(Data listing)
START
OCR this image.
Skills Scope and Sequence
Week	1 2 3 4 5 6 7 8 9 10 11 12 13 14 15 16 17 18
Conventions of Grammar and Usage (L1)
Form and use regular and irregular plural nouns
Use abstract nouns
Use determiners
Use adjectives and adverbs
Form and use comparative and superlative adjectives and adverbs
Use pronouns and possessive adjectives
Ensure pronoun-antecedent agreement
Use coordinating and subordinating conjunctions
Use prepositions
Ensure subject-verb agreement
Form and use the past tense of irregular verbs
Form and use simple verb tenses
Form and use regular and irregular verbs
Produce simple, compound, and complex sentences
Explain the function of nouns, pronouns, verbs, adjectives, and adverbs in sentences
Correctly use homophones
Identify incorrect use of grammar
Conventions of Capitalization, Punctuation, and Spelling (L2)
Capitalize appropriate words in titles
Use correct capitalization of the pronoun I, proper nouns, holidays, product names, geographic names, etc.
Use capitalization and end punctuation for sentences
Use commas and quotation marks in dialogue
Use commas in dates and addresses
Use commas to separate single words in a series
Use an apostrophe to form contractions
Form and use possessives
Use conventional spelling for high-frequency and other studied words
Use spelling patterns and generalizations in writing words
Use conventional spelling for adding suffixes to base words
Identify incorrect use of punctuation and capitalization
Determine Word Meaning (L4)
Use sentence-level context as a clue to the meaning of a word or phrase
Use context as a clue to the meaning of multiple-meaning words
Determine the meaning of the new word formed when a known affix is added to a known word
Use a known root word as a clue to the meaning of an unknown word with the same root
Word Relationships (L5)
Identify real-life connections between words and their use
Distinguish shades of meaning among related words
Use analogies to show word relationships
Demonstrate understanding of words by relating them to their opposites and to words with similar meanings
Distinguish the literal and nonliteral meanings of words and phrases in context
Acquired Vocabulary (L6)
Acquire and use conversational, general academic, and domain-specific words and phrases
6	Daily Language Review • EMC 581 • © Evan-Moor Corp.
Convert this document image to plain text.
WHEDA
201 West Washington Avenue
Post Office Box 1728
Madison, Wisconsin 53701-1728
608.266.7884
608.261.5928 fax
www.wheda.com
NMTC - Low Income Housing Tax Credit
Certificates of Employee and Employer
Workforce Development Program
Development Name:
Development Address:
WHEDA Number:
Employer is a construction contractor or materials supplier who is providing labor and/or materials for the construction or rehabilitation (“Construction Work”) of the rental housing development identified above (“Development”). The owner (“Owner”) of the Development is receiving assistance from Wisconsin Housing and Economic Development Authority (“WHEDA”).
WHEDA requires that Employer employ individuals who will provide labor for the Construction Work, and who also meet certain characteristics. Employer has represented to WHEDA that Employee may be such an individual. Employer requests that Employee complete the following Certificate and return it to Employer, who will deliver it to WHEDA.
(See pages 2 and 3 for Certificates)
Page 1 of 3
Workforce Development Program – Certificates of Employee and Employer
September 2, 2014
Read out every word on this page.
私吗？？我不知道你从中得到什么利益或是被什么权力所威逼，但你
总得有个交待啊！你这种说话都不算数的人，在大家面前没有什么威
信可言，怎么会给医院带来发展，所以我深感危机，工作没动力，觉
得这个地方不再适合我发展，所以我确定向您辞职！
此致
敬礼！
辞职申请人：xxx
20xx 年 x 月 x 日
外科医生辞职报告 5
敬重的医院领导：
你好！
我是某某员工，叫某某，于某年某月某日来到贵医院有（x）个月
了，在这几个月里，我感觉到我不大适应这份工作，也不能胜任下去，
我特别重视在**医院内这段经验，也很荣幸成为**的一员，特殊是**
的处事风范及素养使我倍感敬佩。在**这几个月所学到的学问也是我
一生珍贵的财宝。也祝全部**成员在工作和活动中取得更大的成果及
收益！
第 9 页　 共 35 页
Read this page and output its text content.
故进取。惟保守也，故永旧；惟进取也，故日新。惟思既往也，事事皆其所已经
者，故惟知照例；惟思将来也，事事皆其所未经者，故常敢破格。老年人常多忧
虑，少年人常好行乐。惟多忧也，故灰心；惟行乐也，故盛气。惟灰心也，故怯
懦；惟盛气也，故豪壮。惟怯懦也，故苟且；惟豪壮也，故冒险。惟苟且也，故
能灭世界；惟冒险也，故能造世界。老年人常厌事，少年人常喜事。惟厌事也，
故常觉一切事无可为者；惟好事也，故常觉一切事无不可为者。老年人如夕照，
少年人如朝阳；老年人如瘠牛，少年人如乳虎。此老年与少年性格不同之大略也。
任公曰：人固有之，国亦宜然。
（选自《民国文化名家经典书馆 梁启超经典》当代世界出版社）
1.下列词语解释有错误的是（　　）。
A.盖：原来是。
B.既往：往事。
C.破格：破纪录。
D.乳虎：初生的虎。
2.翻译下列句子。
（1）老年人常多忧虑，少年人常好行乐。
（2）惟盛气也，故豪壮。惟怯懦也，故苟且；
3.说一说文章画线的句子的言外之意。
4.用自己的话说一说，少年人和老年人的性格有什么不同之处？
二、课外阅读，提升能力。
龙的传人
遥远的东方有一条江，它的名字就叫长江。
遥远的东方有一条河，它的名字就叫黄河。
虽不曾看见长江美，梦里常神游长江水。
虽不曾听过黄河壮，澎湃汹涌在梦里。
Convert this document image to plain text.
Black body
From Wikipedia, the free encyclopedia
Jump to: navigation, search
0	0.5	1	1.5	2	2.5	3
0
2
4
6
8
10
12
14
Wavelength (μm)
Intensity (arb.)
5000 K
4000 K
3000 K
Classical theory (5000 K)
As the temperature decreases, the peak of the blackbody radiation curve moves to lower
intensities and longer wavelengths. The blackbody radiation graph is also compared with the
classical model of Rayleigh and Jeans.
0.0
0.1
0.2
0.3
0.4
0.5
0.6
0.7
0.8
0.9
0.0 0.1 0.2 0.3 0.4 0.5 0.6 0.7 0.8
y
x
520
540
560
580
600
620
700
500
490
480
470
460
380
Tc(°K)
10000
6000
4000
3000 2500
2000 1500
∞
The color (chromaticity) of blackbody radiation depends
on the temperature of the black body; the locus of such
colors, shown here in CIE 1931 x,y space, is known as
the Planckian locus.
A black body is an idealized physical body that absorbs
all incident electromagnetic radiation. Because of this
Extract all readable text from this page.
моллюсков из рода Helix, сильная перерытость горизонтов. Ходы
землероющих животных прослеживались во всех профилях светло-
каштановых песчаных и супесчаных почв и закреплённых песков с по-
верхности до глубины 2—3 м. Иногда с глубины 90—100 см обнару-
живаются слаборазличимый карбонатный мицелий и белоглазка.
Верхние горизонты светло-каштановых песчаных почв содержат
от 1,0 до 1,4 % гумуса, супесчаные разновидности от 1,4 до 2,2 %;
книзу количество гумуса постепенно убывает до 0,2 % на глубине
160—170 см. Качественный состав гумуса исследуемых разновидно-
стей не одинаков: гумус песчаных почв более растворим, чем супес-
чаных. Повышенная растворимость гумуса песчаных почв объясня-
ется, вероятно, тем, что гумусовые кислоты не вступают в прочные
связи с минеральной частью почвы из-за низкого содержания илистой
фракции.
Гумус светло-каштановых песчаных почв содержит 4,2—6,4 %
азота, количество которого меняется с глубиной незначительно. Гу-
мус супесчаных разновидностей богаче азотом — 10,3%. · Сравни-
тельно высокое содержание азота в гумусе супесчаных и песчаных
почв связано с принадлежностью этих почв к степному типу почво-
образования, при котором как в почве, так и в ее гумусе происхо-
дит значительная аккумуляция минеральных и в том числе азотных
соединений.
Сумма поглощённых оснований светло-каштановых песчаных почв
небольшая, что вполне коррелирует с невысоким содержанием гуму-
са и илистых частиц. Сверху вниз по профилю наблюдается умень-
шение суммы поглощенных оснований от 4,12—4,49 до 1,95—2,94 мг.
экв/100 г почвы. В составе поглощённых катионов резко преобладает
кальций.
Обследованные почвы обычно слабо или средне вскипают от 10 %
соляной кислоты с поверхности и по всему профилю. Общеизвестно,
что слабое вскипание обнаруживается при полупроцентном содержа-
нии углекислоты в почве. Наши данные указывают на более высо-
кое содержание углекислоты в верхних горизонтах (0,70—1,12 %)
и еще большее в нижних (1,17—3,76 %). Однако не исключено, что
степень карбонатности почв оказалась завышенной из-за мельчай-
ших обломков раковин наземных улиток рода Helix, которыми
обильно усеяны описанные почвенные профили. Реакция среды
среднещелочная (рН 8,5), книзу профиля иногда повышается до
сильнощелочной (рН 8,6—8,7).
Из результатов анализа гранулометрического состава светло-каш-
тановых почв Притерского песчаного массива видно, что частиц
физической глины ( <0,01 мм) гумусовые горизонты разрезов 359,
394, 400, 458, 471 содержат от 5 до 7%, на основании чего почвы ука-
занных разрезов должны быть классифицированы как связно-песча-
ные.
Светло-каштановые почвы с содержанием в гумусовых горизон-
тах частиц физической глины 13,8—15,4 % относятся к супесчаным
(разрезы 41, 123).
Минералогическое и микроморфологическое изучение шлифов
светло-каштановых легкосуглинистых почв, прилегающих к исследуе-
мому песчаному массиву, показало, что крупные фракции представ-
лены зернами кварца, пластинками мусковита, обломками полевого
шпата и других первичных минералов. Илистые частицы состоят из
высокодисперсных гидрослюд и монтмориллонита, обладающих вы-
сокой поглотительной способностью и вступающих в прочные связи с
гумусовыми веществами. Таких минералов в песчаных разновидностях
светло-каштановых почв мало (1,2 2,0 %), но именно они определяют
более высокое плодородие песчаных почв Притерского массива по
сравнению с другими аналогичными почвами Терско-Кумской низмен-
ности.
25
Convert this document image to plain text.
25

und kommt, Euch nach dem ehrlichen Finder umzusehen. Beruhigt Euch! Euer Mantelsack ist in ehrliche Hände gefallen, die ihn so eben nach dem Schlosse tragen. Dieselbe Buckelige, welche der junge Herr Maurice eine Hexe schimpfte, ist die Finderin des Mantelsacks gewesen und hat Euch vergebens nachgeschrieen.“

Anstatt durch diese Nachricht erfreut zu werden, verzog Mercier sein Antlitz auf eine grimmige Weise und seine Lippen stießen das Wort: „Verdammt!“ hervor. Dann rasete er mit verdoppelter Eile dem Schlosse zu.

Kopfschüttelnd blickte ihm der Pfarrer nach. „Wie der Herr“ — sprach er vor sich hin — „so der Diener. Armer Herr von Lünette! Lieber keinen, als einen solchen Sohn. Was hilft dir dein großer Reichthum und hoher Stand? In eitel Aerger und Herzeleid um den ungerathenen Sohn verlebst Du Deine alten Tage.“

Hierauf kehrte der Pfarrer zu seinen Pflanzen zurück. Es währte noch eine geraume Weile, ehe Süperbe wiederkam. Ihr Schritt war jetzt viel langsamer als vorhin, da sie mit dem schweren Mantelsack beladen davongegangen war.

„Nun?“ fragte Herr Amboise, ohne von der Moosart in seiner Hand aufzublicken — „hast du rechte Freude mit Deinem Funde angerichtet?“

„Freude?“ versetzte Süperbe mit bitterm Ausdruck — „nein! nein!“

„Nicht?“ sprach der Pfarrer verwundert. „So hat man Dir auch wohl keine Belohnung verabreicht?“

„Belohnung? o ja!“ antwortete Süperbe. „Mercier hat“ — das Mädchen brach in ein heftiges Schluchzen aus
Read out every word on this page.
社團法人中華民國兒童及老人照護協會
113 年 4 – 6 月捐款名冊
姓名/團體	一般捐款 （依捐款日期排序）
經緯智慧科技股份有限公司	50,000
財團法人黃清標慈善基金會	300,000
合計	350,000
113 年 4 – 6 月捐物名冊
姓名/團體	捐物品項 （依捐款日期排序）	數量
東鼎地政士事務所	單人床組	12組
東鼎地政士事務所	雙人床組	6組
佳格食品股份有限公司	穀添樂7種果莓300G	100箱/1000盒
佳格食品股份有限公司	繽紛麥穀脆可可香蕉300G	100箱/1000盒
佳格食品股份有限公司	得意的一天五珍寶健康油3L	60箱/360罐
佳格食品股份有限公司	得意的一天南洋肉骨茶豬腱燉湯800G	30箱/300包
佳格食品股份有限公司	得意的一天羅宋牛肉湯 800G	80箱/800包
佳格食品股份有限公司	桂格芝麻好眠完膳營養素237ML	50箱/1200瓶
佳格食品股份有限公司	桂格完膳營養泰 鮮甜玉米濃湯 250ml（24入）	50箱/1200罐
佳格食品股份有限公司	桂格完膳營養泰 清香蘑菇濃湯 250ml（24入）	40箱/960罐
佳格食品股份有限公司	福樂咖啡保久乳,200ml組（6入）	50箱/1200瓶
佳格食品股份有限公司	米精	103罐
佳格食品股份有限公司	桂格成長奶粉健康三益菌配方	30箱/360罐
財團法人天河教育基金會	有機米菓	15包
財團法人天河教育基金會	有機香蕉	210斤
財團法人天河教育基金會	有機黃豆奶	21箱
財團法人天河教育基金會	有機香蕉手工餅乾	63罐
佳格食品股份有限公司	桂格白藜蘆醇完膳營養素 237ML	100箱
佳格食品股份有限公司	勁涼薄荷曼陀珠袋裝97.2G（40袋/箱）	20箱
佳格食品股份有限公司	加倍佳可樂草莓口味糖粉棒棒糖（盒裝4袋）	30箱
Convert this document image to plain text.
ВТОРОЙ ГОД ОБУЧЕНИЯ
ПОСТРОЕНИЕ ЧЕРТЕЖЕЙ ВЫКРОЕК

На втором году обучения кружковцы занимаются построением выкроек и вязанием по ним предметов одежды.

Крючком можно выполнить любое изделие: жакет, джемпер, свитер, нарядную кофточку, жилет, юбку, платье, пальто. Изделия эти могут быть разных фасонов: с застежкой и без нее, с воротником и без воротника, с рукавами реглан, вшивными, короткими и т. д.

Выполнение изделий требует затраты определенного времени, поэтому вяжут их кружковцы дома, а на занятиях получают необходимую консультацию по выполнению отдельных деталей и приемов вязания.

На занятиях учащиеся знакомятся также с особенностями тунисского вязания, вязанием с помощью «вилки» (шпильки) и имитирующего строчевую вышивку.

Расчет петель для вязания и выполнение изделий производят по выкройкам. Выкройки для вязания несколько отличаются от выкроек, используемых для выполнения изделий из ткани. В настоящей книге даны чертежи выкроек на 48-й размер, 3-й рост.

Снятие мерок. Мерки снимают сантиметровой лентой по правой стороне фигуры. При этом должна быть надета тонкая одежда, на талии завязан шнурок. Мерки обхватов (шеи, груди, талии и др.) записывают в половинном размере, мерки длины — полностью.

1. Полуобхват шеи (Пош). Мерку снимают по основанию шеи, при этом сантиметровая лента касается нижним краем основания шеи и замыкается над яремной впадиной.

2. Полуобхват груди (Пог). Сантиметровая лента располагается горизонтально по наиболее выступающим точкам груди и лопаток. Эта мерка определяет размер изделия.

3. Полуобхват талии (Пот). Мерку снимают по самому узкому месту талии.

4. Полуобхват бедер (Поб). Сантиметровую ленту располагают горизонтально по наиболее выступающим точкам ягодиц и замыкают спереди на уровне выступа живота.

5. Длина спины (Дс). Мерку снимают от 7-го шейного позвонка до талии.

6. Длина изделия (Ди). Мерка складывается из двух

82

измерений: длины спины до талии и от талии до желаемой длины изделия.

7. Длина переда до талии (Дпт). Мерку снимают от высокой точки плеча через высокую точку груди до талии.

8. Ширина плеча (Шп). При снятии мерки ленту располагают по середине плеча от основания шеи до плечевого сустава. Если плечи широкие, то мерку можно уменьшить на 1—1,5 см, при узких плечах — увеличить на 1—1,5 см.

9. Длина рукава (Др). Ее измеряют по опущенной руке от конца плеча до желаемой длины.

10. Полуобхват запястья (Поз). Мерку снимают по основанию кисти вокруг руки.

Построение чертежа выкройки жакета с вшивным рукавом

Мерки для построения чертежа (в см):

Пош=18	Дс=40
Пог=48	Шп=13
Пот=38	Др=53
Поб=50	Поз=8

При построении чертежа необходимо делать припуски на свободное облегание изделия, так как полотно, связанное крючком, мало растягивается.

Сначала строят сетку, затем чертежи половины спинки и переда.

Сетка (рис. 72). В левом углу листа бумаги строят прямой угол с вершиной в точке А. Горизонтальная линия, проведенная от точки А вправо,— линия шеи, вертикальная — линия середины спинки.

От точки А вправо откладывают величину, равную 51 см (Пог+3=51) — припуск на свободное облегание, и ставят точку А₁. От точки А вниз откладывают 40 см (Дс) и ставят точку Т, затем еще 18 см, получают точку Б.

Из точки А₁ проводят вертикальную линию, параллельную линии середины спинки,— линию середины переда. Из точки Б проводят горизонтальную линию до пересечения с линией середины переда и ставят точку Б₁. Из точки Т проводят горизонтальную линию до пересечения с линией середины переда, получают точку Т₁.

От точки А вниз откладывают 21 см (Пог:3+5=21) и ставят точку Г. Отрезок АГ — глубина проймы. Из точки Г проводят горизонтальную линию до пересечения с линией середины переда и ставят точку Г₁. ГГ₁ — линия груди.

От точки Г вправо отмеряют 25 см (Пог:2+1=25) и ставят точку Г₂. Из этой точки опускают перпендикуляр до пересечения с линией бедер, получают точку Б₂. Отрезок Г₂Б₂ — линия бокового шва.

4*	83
END
## WHAT YOU NEED TO DO
Extract each line from the listing that holds the word "основанию".

## EXERCISE RESULT
1. Полуобхват шеи (Пош). Мерку снимают по основанию шеи, при этом сантиметровая лента касается нижним краем основания шеи и замыкается над яремной впадиной.
10. Полуобхват запястья (Поз). Мерку снимают по основанию кисти вокруг руки.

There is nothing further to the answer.